* REQUIRED WORK *
Of the lines in the entries below, state how many hold the word "this". Say nothing else.

::::::::::

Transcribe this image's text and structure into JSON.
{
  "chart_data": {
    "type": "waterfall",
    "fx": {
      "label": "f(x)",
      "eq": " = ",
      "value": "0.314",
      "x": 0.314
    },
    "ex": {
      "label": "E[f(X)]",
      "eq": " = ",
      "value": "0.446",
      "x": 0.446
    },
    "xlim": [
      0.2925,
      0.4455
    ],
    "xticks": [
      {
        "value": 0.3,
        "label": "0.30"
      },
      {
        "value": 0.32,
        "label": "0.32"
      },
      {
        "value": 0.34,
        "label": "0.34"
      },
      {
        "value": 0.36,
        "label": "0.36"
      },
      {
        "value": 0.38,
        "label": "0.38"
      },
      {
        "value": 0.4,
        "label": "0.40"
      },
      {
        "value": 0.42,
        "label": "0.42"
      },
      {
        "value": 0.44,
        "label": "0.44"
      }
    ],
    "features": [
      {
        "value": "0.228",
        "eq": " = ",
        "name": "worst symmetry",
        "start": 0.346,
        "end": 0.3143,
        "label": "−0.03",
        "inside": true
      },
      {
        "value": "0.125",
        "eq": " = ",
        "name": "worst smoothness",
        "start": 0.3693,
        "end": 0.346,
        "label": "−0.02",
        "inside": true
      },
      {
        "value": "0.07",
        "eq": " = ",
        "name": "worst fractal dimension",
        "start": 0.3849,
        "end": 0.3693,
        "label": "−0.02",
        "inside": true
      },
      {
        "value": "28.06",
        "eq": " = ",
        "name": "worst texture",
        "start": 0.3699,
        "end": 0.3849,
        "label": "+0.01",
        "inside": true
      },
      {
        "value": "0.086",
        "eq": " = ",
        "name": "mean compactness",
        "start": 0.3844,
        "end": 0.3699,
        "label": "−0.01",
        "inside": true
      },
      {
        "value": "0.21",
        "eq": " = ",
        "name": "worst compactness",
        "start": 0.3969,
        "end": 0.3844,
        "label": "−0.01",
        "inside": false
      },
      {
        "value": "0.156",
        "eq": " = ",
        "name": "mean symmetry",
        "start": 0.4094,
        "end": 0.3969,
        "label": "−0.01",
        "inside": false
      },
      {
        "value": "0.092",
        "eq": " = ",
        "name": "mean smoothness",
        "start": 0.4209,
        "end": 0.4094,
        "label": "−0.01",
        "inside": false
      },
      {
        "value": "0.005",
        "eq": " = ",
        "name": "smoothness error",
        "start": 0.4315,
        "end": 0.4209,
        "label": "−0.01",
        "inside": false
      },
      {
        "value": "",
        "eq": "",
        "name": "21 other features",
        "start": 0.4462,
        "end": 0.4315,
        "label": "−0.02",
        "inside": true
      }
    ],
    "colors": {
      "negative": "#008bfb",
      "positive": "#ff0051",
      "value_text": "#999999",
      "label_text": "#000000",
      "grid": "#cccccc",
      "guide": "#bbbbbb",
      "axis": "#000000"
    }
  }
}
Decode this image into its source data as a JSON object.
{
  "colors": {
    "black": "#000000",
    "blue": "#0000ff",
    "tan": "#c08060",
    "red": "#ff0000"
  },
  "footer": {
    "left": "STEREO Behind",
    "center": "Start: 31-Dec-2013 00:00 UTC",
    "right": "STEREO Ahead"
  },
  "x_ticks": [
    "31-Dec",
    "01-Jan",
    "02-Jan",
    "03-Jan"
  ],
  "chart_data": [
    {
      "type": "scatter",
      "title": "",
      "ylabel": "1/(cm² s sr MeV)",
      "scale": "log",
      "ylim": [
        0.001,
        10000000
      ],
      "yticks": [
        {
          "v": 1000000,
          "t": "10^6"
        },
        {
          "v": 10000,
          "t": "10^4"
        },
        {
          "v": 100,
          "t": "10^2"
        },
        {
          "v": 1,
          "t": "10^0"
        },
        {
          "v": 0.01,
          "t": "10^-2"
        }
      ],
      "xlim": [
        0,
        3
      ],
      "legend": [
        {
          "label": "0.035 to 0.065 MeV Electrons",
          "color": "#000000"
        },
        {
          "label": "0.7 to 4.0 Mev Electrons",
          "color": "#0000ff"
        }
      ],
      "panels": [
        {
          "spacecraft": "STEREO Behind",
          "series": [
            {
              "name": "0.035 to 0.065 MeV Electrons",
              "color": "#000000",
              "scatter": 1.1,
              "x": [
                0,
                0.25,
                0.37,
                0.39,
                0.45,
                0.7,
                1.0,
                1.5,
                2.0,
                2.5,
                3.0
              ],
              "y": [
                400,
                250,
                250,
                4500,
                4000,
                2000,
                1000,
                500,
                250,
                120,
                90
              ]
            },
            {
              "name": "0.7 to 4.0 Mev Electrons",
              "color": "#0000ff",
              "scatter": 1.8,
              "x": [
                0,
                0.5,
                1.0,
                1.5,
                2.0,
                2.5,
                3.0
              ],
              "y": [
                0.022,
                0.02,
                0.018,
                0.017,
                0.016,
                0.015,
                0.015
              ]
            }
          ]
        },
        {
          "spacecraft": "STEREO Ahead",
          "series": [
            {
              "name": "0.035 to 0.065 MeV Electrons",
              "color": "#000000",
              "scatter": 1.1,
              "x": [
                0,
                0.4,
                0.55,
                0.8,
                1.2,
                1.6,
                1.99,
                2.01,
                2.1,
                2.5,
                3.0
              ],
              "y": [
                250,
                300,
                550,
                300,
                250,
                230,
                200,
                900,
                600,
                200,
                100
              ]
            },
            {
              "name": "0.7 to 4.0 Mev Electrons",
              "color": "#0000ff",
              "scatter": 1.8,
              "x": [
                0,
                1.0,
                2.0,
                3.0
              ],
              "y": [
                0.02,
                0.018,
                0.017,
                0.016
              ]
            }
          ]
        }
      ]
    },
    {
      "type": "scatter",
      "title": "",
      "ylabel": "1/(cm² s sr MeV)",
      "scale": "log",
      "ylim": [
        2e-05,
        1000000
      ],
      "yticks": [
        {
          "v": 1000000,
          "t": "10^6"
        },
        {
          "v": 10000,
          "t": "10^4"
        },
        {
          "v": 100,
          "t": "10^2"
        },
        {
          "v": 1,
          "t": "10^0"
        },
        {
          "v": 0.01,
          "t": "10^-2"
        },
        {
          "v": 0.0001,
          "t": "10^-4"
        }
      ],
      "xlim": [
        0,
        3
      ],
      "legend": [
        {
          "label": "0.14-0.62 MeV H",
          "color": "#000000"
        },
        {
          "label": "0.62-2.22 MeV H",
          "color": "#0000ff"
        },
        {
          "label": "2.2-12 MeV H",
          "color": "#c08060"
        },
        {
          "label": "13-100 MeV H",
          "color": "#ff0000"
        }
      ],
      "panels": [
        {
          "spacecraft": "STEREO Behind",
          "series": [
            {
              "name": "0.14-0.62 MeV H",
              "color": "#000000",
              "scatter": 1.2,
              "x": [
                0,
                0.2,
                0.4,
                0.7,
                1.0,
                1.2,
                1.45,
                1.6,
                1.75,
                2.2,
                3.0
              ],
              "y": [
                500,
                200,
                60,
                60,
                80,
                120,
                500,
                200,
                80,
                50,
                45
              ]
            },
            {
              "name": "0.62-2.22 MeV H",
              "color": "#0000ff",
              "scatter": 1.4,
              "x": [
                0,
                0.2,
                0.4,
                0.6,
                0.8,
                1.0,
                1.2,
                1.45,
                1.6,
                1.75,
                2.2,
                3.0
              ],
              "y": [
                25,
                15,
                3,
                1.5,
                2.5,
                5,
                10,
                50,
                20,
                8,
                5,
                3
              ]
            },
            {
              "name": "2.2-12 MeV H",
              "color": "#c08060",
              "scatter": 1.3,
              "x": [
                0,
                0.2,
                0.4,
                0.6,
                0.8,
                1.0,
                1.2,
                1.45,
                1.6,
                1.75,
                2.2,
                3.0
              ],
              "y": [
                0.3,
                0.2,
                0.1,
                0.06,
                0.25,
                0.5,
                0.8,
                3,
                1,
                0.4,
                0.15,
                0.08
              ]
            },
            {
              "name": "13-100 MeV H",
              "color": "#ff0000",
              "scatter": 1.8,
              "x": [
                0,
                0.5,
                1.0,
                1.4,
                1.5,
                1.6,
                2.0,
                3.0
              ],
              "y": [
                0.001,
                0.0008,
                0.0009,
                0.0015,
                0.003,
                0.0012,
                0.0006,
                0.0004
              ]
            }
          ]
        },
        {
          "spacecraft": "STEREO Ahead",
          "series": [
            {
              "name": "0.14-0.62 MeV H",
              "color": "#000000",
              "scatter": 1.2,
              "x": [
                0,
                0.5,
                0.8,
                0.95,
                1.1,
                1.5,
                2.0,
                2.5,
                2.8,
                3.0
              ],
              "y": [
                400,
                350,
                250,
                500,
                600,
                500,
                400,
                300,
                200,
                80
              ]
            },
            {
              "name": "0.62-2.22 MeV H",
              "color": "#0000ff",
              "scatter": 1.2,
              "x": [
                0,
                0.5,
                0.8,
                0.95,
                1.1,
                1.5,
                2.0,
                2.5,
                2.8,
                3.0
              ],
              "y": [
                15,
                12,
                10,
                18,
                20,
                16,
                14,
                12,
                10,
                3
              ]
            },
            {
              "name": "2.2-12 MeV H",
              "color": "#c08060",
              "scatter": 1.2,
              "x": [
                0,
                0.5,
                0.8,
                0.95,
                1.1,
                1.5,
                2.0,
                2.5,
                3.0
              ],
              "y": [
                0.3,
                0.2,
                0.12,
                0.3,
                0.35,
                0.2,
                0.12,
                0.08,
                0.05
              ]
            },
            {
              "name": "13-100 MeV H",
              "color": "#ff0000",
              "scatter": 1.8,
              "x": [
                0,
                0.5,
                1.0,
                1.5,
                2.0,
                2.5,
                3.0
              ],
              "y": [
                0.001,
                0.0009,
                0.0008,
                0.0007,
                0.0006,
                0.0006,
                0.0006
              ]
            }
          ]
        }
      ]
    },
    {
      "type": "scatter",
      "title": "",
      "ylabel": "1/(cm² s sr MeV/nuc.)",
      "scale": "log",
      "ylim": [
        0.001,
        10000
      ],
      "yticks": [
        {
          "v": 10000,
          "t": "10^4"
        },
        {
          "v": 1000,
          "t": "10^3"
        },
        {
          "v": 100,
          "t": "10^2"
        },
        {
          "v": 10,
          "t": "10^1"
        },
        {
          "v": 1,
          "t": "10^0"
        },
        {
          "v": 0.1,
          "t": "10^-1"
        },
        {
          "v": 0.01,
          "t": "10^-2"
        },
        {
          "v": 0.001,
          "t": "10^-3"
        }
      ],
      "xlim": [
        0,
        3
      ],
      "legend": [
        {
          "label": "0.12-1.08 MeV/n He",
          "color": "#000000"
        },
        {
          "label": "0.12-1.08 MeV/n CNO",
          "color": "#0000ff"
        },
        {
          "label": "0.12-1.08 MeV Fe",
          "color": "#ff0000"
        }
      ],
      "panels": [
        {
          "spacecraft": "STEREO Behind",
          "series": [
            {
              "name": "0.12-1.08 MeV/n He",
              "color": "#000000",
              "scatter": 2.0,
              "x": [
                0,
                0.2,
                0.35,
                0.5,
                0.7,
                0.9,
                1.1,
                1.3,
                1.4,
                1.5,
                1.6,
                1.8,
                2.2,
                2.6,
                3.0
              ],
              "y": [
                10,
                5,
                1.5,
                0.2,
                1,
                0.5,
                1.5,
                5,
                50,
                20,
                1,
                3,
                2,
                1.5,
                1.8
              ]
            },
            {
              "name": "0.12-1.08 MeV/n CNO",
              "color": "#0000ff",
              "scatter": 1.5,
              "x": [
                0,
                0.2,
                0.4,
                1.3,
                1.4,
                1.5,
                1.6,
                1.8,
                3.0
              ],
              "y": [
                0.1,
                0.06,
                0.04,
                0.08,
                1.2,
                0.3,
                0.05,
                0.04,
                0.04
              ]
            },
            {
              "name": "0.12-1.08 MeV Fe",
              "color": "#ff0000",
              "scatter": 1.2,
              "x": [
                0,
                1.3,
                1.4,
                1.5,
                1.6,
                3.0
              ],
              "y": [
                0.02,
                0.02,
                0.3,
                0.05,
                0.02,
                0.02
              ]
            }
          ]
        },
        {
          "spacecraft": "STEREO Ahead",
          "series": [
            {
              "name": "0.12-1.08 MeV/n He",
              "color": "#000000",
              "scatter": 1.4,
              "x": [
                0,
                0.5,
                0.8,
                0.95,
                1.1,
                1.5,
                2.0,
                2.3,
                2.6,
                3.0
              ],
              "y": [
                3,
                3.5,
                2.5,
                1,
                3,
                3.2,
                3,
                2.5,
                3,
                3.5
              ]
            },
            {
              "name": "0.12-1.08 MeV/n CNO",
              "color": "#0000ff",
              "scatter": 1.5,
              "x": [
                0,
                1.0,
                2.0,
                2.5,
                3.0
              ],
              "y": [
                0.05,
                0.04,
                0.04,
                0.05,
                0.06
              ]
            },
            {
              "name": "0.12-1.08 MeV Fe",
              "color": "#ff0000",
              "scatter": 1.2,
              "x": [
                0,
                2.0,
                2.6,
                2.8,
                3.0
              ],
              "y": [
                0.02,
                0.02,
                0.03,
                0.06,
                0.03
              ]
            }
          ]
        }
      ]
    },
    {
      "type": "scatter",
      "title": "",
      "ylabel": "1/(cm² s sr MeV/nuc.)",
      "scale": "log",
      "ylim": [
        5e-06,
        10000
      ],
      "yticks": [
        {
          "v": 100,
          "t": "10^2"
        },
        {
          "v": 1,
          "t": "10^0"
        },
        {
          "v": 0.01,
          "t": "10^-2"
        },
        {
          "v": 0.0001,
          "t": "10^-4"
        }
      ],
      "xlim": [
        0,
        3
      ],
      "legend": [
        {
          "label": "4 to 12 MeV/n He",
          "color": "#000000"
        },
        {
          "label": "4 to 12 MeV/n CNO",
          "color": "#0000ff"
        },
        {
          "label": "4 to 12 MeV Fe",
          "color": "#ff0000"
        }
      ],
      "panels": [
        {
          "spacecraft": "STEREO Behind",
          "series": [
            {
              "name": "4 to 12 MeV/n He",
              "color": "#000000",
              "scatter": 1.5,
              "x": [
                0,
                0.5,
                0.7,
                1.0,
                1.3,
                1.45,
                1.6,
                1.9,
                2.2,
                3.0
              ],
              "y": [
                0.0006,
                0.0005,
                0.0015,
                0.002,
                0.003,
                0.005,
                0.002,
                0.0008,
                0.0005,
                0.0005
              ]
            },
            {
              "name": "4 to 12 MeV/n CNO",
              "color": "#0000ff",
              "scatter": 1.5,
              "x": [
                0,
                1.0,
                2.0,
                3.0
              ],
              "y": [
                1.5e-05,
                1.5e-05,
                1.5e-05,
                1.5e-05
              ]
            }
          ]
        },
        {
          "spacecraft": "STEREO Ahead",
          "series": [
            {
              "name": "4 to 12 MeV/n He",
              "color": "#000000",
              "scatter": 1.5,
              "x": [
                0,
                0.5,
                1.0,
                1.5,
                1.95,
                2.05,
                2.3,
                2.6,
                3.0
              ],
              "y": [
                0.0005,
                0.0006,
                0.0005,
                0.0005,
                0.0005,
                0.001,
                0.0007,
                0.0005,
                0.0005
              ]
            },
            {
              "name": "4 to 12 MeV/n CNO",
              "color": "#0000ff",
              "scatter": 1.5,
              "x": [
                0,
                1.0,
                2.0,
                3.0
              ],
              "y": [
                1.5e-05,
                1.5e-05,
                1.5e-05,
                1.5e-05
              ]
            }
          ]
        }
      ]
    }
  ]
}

::::::::::

* THE REPLY *
2